(Data entries)

☆ ☆ ☆ ☆

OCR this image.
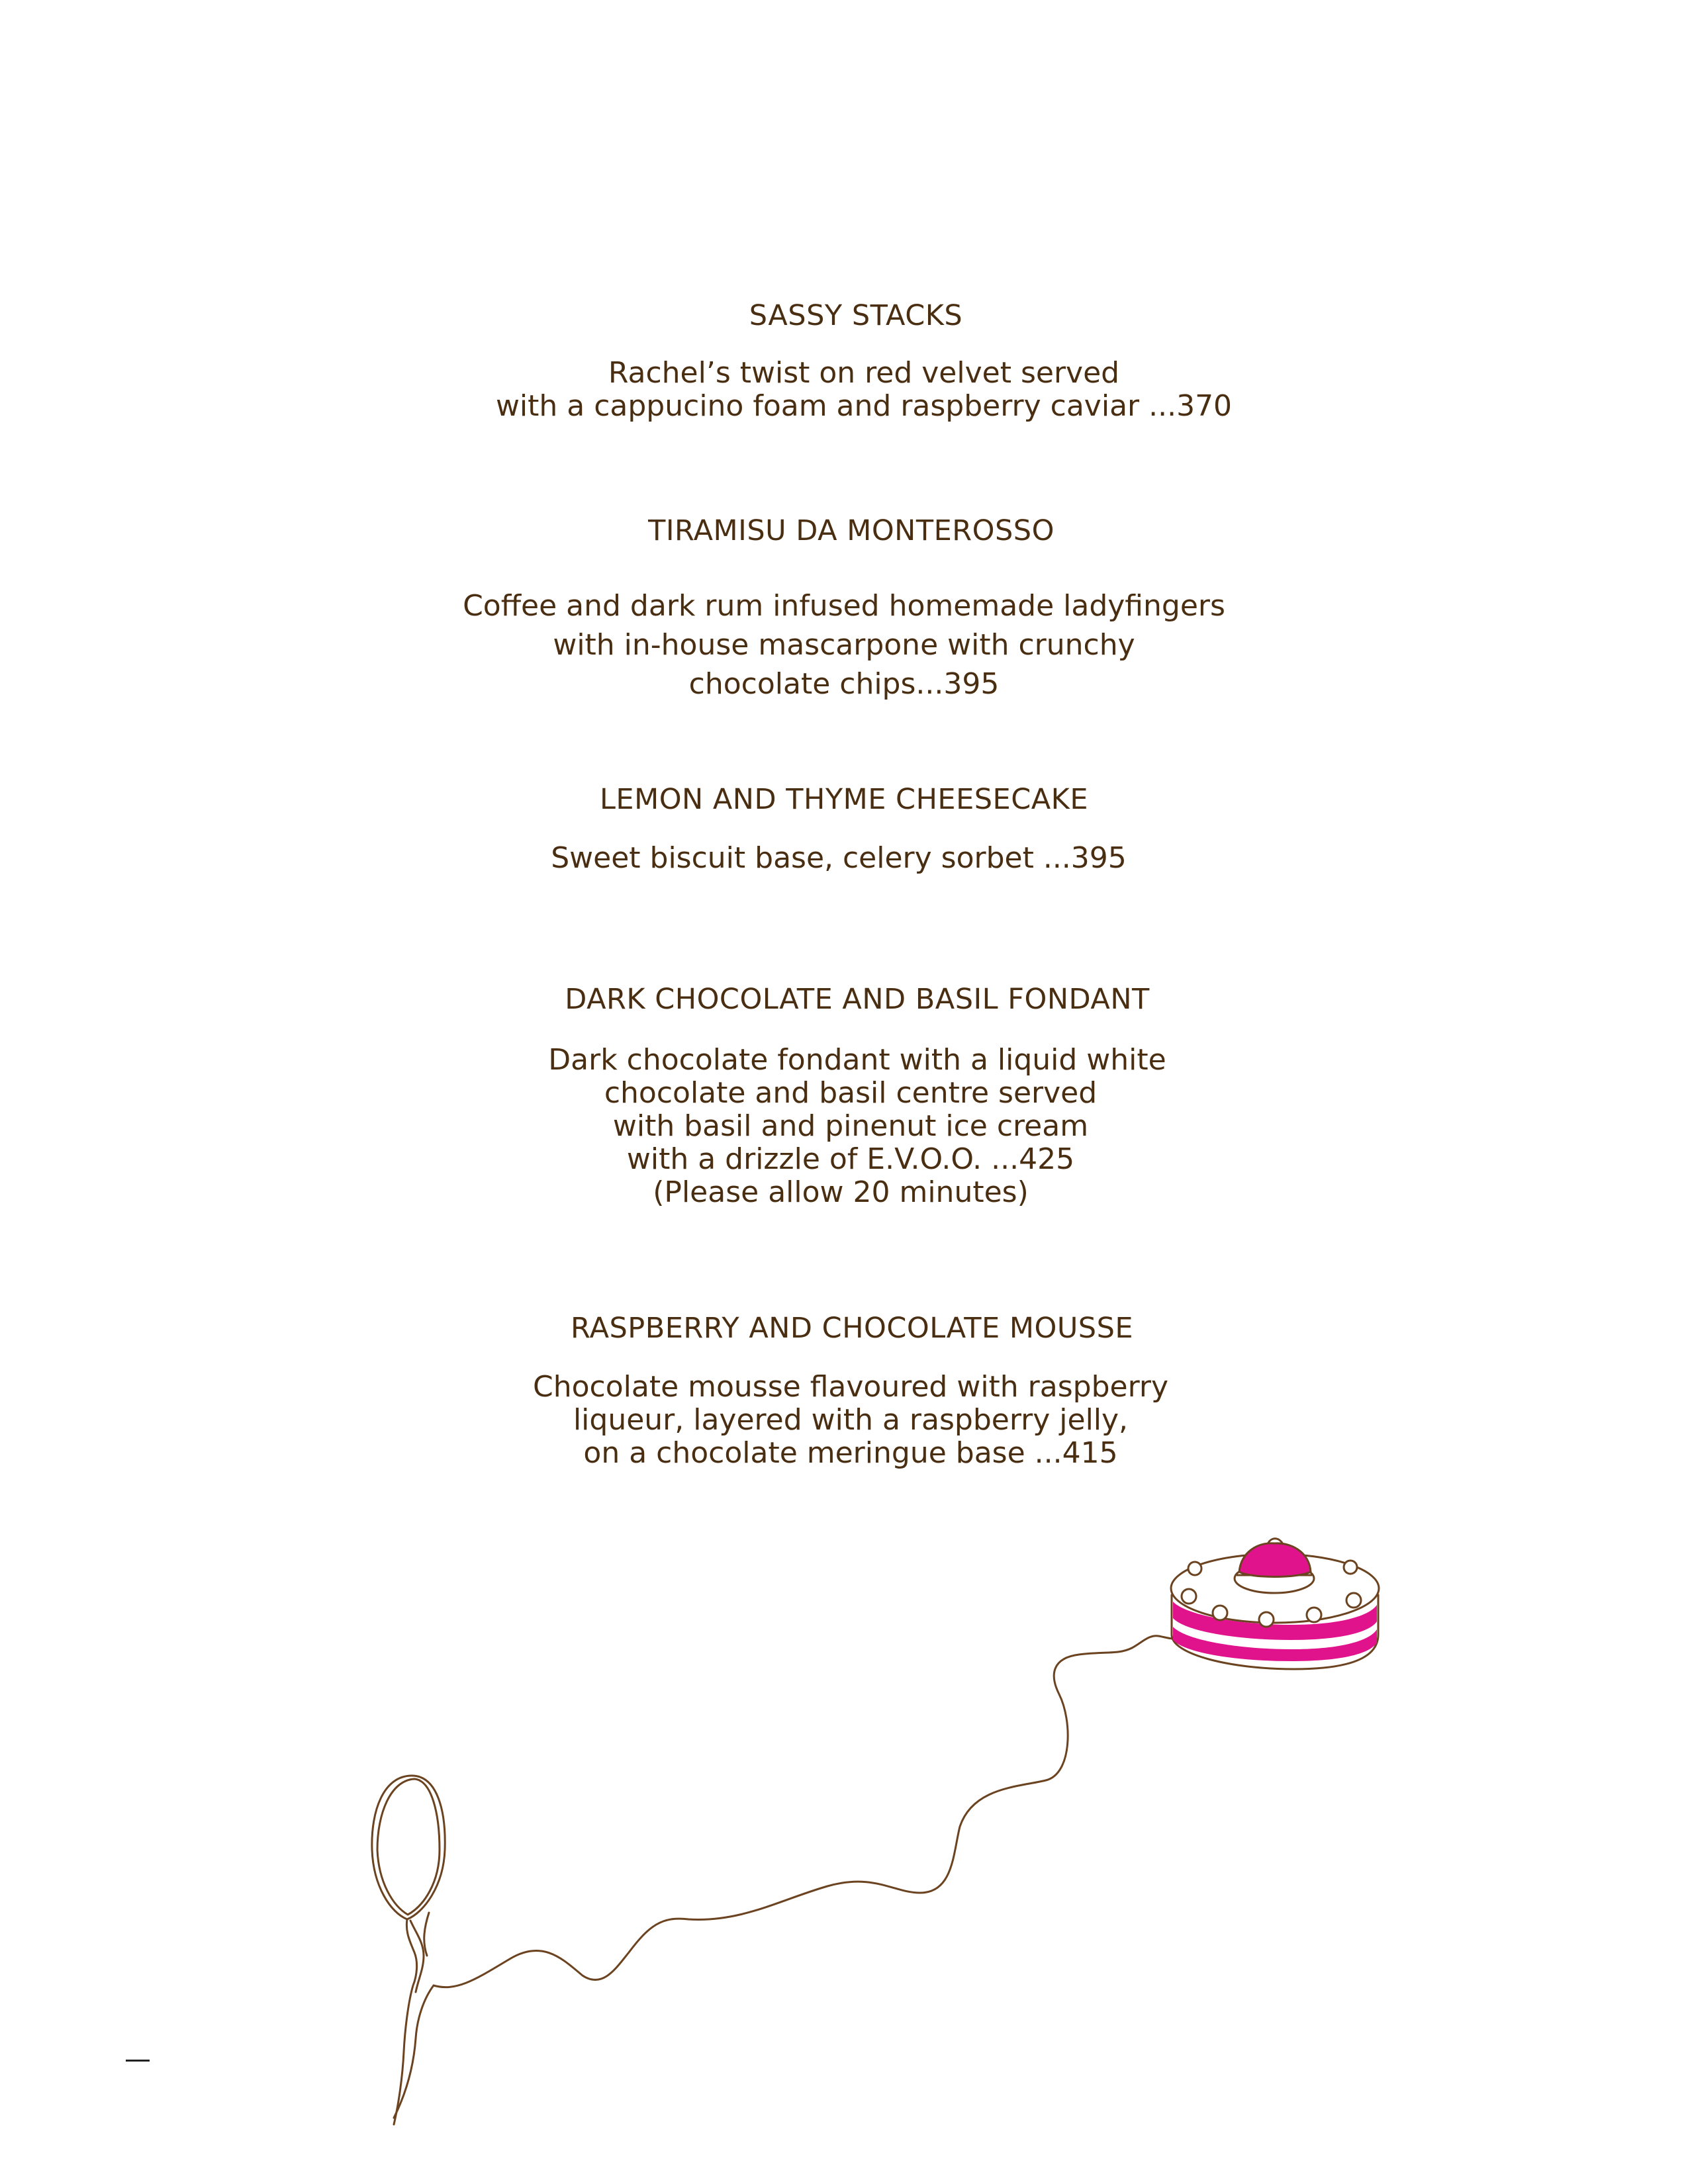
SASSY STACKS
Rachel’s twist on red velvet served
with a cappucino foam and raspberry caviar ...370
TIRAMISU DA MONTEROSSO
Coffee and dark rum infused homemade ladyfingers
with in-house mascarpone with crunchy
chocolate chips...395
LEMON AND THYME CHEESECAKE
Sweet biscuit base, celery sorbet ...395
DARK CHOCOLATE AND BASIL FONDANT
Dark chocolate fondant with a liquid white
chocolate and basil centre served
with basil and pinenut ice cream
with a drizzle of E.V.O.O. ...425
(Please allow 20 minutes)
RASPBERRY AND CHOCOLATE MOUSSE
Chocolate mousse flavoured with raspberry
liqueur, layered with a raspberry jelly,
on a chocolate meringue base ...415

☆ ☆ ☆ ☆

WORK TO COMPLETE: Find the lines containing "served" and pull them out.

THE OUTPUT:
Rachel’s twist on red velvet served
chocolate and basil centre served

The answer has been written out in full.